◆ **Work to be completed**
Answer these about the Manuka Honey text:
(a) Which brand is offered as an alternative when the opportunity is based on price rather than brand?
(b) What services does King Honey continue to provide to a number of customers?
(c) What events affected the previous harvest season?

◆ **Selected text**
▬▬▬▬▬▬

The most secure opportunity to create sales of Manuka Honey is through established brands. The Manuka Honey industry is competitive and currently price conscious, meaning a point of difference through brand is even more important. The highest interest in branded sales comes through the Me Today brand and its ability to offer a point of difference through the multi category approach including Supplements and Skincare. In the situations where brand is not as important, and there is an opportunity based on price, then ‘SuperLife’ is available as a brand alternative to the customer.


In addition, King Honey continues to provide contract pack and OEM services to a number of customers. It receives regular inbound enquiry in this area. The focus of this customer is price, and King Honey will be price competitive whilst ensuring it can recover the carrying value of Manuka Honey inventory.


2024 Harvest


The harvest of Manuka Honey from the 23/24 season is underway. Initial indications are that the season will be strong. The weather patterns through the summer have provided more productive conditions, especially in comparison to the previous season which was impacted by cyclone and extreme flooding events. We expect the volume harvested to be higher than the 22/23 season off half the number of hives in the field.




Given the challenges created by the King Honey acquisition and the resulting restructure plan, the potential is for management time to become absorbed by the restructure. Structuring, asset sales and funding also require a different skill set and focus.

▬▬▬▬▬▬

◆ **Excerpted data**
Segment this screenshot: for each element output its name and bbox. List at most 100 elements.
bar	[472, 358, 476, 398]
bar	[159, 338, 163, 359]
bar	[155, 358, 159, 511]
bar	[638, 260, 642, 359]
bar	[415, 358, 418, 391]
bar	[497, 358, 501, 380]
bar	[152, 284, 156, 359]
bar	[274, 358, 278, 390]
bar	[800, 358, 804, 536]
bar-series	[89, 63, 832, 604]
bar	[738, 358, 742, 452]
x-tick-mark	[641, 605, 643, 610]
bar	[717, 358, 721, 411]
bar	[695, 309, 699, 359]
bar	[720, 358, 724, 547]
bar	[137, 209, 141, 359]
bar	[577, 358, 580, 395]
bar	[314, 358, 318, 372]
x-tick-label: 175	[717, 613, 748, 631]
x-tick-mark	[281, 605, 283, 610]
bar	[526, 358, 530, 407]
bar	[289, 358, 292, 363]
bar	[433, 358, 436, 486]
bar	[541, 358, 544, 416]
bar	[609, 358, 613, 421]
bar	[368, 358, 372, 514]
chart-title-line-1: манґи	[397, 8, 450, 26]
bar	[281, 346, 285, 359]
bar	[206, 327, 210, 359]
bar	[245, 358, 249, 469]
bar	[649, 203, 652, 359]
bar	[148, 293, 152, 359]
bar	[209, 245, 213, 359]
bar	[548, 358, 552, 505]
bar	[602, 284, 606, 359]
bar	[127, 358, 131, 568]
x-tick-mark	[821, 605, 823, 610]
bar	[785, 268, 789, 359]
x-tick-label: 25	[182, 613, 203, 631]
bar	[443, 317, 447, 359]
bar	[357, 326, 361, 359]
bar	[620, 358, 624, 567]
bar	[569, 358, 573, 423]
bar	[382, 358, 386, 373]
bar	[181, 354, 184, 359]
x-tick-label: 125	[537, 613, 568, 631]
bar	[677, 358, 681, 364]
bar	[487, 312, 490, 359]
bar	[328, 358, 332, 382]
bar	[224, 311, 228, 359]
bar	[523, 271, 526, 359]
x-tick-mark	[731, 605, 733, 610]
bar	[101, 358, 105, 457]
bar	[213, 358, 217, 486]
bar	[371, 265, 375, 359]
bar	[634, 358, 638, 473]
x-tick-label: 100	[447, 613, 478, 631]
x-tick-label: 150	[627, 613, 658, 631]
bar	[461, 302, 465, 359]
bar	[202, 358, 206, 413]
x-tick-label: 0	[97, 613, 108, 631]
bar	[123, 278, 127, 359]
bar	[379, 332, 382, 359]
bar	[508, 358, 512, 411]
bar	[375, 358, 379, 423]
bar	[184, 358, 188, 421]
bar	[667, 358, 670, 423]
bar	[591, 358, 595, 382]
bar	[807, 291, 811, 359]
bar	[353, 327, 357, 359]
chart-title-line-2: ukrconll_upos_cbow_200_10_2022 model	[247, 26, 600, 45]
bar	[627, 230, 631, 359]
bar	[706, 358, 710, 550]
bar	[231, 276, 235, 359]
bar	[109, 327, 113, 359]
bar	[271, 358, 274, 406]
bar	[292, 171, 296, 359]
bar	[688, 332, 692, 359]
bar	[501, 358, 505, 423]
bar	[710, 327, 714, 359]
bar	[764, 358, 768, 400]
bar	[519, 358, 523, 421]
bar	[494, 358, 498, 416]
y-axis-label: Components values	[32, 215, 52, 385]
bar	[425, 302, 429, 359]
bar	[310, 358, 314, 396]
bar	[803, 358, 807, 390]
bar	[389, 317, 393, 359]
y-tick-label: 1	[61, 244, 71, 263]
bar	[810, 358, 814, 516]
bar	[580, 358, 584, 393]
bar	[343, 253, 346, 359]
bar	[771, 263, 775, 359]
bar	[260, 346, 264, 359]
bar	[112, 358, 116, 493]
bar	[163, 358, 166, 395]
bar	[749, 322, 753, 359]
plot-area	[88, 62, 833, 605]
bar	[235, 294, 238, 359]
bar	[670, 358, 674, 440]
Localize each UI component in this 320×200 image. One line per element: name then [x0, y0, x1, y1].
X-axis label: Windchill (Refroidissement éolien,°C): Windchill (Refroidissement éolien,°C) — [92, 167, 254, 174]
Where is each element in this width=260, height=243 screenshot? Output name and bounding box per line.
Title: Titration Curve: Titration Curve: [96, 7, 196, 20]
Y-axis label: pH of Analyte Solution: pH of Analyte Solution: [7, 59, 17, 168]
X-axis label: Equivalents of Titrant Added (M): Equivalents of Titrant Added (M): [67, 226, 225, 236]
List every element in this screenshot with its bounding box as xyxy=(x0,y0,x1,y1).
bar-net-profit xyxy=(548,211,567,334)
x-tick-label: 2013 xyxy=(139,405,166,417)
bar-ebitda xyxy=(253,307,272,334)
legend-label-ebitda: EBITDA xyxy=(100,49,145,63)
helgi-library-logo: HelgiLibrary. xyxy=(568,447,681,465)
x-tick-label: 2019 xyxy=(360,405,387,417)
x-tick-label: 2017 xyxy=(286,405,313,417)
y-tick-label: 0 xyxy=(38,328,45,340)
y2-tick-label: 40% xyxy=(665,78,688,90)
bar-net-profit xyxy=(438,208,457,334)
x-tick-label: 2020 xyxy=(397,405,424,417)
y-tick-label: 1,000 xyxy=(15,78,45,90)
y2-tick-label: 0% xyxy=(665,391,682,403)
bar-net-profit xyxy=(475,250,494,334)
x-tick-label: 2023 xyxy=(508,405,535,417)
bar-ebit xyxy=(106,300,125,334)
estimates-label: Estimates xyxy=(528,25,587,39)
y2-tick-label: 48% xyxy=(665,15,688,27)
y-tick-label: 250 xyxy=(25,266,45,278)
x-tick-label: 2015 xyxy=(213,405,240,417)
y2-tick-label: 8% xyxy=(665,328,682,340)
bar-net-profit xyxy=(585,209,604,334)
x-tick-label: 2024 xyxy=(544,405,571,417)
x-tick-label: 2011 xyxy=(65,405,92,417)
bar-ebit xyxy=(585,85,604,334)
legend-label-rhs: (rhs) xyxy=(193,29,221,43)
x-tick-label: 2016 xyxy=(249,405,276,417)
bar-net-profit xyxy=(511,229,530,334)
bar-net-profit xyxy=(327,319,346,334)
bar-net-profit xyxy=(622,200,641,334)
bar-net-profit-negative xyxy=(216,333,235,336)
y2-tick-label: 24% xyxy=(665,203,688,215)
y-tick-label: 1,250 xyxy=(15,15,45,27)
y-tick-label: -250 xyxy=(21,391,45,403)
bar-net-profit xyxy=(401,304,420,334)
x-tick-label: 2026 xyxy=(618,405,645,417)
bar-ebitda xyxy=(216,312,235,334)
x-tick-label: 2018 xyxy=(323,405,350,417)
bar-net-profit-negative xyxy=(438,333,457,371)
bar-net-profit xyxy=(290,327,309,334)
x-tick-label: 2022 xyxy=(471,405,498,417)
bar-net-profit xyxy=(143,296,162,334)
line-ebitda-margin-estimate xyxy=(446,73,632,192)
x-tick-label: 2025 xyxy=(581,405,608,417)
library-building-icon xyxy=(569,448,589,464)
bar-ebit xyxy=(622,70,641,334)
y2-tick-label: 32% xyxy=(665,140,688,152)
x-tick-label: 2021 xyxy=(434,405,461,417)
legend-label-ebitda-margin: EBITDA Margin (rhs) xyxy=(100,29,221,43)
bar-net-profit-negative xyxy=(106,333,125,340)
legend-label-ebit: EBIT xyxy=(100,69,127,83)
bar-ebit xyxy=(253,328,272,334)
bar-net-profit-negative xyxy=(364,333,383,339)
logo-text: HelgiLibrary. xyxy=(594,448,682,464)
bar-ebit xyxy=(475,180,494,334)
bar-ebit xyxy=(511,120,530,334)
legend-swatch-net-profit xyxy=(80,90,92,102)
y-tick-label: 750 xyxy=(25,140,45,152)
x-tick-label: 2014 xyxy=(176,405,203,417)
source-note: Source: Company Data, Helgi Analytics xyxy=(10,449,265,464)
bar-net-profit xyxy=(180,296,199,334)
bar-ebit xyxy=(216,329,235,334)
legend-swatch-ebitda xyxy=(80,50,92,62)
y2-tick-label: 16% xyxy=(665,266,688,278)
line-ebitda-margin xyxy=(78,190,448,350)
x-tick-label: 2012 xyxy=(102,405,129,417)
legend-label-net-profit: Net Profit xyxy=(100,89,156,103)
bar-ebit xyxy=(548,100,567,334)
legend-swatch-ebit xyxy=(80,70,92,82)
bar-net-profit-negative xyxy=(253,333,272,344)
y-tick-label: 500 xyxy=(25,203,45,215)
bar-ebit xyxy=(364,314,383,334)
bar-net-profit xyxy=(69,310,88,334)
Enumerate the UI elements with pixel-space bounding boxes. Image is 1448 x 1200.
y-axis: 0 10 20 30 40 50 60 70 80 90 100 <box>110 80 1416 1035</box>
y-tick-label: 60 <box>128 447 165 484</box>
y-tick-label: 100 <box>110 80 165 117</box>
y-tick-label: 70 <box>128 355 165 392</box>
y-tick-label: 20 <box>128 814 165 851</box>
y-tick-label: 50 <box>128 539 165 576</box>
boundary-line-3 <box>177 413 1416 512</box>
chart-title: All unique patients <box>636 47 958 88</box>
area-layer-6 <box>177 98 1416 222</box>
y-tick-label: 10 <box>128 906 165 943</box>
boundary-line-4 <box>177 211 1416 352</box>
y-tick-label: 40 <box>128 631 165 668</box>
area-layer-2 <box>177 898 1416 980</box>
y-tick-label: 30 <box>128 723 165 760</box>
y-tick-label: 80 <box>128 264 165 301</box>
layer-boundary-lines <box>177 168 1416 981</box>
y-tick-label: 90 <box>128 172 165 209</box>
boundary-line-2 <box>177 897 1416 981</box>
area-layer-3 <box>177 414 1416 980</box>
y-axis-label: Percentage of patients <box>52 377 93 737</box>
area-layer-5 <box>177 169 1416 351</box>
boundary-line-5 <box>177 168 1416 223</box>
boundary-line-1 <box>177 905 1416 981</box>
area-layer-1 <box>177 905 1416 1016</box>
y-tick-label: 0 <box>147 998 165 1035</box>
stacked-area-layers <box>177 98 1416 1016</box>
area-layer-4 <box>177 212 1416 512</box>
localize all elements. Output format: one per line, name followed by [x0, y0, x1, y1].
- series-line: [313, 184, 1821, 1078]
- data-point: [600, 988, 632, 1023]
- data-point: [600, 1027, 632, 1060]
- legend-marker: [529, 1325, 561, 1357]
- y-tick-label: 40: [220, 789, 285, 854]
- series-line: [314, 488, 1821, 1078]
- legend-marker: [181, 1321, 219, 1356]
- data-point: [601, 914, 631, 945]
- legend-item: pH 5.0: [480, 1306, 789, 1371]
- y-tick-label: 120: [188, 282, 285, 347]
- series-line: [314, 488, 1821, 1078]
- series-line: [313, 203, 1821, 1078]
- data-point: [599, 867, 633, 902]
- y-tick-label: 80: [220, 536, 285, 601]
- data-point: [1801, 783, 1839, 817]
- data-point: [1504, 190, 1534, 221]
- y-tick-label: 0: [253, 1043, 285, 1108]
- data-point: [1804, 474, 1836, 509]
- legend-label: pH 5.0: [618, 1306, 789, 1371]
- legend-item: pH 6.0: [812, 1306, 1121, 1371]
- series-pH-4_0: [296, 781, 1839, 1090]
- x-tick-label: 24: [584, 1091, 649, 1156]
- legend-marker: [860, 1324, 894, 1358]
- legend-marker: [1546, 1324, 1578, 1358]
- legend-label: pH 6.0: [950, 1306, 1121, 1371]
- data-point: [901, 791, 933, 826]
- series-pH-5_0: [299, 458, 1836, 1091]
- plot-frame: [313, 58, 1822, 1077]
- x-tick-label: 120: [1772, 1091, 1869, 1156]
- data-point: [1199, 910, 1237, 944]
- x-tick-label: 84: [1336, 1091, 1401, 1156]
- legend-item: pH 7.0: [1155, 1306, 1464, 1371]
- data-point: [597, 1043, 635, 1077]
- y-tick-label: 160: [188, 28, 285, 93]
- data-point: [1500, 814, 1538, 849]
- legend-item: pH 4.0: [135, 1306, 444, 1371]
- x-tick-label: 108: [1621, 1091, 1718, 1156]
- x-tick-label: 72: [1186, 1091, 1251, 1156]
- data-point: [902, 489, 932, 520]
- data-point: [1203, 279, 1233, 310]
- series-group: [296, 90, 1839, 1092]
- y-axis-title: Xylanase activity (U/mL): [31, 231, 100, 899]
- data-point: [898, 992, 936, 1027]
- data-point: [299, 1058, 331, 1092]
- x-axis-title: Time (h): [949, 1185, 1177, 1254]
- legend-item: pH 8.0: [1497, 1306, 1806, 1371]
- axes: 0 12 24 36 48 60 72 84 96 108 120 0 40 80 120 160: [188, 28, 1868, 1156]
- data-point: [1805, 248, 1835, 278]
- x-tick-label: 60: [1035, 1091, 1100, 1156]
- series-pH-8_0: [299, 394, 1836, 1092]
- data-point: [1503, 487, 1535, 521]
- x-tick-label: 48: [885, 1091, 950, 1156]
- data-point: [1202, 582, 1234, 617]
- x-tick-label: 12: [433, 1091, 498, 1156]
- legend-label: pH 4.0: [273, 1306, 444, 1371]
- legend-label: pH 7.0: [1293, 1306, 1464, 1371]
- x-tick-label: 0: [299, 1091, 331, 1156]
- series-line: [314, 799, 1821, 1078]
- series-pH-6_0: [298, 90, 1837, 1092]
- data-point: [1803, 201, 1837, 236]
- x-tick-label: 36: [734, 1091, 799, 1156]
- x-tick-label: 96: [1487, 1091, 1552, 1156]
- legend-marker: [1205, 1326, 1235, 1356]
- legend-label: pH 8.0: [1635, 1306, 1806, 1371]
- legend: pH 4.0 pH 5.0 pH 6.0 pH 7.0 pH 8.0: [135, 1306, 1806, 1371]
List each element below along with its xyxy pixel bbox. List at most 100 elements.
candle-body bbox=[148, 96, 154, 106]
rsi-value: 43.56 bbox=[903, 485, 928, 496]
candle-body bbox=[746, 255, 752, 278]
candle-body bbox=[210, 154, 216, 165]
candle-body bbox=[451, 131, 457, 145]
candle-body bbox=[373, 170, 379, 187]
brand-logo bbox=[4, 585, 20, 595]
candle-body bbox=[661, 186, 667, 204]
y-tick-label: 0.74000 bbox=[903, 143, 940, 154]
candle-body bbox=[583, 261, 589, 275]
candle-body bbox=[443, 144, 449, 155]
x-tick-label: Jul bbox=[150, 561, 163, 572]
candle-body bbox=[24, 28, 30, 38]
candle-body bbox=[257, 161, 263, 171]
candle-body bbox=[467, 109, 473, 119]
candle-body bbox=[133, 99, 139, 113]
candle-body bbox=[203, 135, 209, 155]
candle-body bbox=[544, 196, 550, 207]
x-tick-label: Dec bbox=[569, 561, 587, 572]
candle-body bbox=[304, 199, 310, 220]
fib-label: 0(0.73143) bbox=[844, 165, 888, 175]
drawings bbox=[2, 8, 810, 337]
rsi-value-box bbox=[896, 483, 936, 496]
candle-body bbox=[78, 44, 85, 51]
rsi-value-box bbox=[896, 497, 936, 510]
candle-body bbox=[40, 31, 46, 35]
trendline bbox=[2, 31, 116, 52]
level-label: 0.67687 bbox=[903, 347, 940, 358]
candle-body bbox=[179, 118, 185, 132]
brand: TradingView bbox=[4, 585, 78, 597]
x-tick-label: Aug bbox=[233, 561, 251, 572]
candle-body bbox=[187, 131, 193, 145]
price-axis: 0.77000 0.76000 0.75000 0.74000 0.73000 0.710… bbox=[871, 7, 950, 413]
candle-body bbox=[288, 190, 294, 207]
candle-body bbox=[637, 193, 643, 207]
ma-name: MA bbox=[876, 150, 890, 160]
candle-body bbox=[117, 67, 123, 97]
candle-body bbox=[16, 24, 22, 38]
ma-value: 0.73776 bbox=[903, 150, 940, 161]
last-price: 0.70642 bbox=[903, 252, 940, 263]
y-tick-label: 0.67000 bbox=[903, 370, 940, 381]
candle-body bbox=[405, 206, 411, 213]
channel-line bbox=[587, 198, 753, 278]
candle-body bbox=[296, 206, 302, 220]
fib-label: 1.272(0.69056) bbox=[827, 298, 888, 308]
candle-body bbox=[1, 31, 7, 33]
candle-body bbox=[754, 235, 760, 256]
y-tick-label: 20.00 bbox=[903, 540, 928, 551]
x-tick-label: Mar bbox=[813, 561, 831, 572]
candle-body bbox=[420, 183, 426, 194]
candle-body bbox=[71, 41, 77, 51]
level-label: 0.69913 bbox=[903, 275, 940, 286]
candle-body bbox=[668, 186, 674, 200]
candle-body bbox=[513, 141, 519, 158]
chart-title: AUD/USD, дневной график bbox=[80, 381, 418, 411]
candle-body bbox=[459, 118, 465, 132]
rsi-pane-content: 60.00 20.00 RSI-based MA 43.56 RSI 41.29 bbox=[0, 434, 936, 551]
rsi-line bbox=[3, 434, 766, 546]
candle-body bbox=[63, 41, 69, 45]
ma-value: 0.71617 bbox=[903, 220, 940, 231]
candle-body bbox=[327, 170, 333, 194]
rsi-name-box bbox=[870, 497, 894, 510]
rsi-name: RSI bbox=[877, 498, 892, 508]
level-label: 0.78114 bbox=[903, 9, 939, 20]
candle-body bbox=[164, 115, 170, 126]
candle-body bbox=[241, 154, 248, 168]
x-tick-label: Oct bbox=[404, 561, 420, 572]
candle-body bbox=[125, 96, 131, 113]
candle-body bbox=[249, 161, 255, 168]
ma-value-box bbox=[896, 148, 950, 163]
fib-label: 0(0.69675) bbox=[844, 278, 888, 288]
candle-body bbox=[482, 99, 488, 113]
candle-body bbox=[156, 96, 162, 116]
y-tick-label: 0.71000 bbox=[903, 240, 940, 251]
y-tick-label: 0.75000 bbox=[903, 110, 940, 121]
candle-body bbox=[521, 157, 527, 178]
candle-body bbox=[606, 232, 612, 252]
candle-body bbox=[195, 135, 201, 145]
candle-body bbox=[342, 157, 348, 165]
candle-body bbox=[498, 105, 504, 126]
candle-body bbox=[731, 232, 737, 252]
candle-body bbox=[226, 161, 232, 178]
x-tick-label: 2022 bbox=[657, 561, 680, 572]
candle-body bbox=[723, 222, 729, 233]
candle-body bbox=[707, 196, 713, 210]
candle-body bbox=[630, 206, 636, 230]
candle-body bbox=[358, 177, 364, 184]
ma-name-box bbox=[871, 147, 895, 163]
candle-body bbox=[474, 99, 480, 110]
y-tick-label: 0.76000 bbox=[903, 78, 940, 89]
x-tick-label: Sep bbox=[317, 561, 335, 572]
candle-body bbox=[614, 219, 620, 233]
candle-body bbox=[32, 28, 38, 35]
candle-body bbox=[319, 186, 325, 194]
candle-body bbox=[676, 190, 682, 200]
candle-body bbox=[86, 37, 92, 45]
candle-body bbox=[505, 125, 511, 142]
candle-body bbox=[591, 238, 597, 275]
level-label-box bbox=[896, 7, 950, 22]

▬▬▬▬▬▬

◆ **The answer**
(a) SuperLife
(b) Contract pack and OEM services
(c) A cyclone and extreme flooding events